> [PROVIDED DATA]:
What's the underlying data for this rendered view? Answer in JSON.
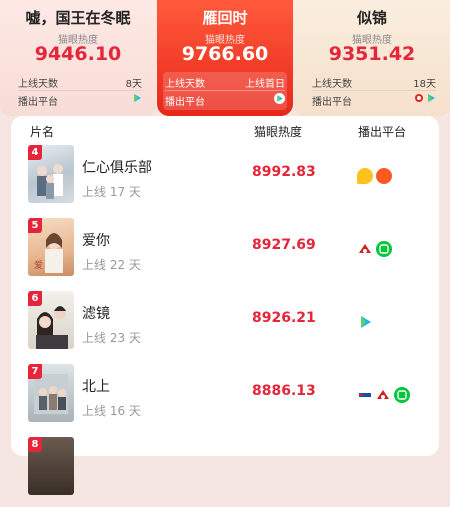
{
  "cards": [
    {
      "title": "嘘，国王在冬眠",
      "heat_label": "猫眼热度",
      "heat": "9446.10",
      "days_label": "上线天数",
      "days": "8天",
      "platform_label": "播出平台"
    },
    {
      "title": "雁回时",
      "heat_label": "猫眼热度",
      "heat": "9766.60",
      "days_label": "上线天数",
      "days": "上线首日",
      "platform_label": "播出平台"
    },
    {
      "title": "似锦",
      "heat_label": "猫眼热度",
      "heat": "9351.42",
      "days_label": "上线天数",
      "days": "18天",
      "platform_label": "播出平台"
    }
  ],
  "table": {
    "headers": {
      "name": "片名",
      "heat": "猫眼热度",
      "platform": "播出平台"
    },
    "rows": [
      {
        "rank": "4",
        "title": "仁心俱乐部",
        "days": "上线 17 天",
        "heat": "8992.83",
        "platforms": [
          "mango-icon",
          "youku-icon"
        ]
      },
      {
        "rank": "5",
        "title": "爱你",
        "days": "上线 22 天",
        "heat": "8927.69",
        "platforms": [
          "cctv-icon",
          "iqiyi-icon"
        ]
      },
      {
        "rank": "6",
        "title": "滤镜",
        "days": "上线 23 天",
        "heat": "8926.21",
        "platforms": [
          "tencent-video-icon"
        ]
      },
      {
        "rank": "7",
        "title": "北上",
        "days": "上线 16 天",
        "heat": "8886.13",
        "platforms": [
          "cctv-icon",
          "cctv-icon",
          "iqiyi-icon"
        ]
      },
      {
        "rank": "8",
        "title": "",
        "days": "",
        "heat": "",
        "platforms": []
      }
    ]
  },
  "colors": {
    "accent": "#e4253a",
    "highlight": "#ef3b26"
  }
}
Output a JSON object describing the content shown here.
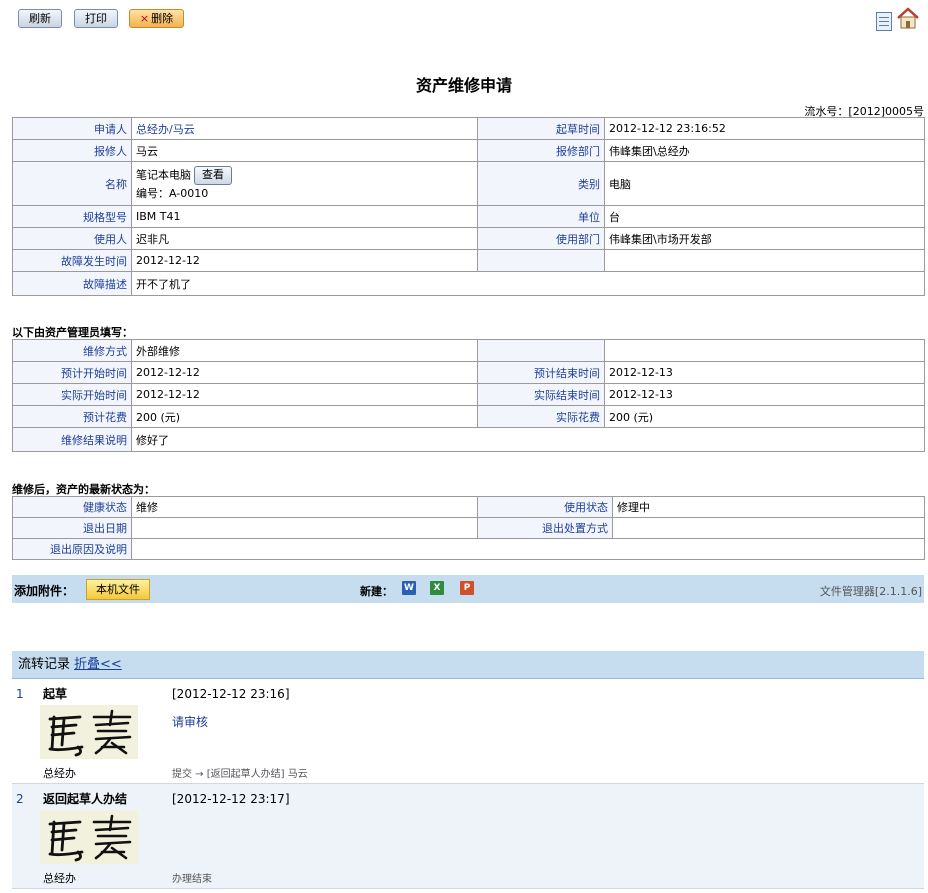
{
  "toolbar": {
    "refresh": "刷新",
    "print": "打印",
    "delete_x": "×",
    "delete": "删除"
  },
  "icons": {
    "doc": "document-icon",
    "home": "home-icon"
  },
  "title": "资产维修申请",
  "serial": "流水号：[2012]0005号",
  "form": {
    "applicant_label": "申请人",
    "applicant": "总经办/马云",
    "draft_time_label": "起草时间",
    "draft_time": "2012-12-12 23:16:52",
    "reporter_label": "报修人",
    "reporter": "马云",
    "report_dept_label": "报修部门",
    "report_dept": "伟峰集团\\总经办",
    "name_label": "名称",
    "name": "笔记本电脑",
    "view_button": "查看",
    "code": "编号：A-0010",
    "category_label": "类别",
    "category": "电脑",
    "model_label": "规格型号",
    "model": "IBM T41",
    "unit_label": "单位",
    "unit": "台",
    "user_label": "使用人",
    "user": "迟非凡",
    "use_dept_label": "使用部门",
    "use_dept": "伟峰集团\\市场开发部",
    "fault_time_label": "故障发生时间",
    "fault_time": "2012-12-12",
    "fault_desc_label": "故障描述",
    "fault_desc": "开不了机了"
  },
  "admin_section": "以下由资产管理员填写：",
  "admin": {
    "method_label": "维修方式",
    "method": "外部维修",
    "plan_start_label": "预计开始时间",
    "plan_start": "2012-12-12",
    "plan_end_label": "预计结束时间",
    "plan_end": "2012-12-13",
    "actual_start_label": "实际开始时间",
    "actual_start": "2012-12-12",
    "actual_end_label": "实际结束时间",
    "actual_end": "2012-12-13",
    "plan_cost_label": "预计花费",
    "plan_cost": "200 (元)",
    "actual_cost_label": "实际花费",
    "actual_cost": "200 (元)",
    "result_label": "维修结果说明",
    "result": "修好了"
  },
  "status_section": "维修后，资产的最新状态为：",
  "status": {
    "health_label": "健康状态",
    "health": "维修",
    "usage_label": "使用状态",
    "usage": "修理中",
    "exit_date_label": "退出日期",
    "exit_method_label": "退出处置方式",
    "exit_reason_label": "退出原因及说明"
  },
  "attach": {
    "label": "添加附件：",
    "local_button": "本机文件",
    "new_label": "新建：",
    "word": "W",
    "excel": "X",
    "ppt": "P",
    "version": "文件管理器[2.1.1.6]"
  },
  "flow": {
    "header": "流转记录",
    "fold": "折叠<<",
    "records": [
      {
        "num": "1",
        "step": "起草",
        "dept": "总经办",
        "time": "[2012-12-12 23:16]",
        "comment": "请审核",
        "action": "提交 → [返回起草人办结] 马云"
      },
      {
        "num": "2",
        "step": "返回起草人办结",
        "dept": "总经办",
        "time": "[2012-12-12 23:17]",
        "comment": "",
        "action": "办理结束"
      }
    ]
  }
}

> [REQUEST]: Copy out every line from the data above that has "伟峰集团" in it.

> [ANSWER FOR THE TASK]:
    "report_dept": "伟峰集团\\总经办",
    "use_dept": "伟峰集团\\市场开发部",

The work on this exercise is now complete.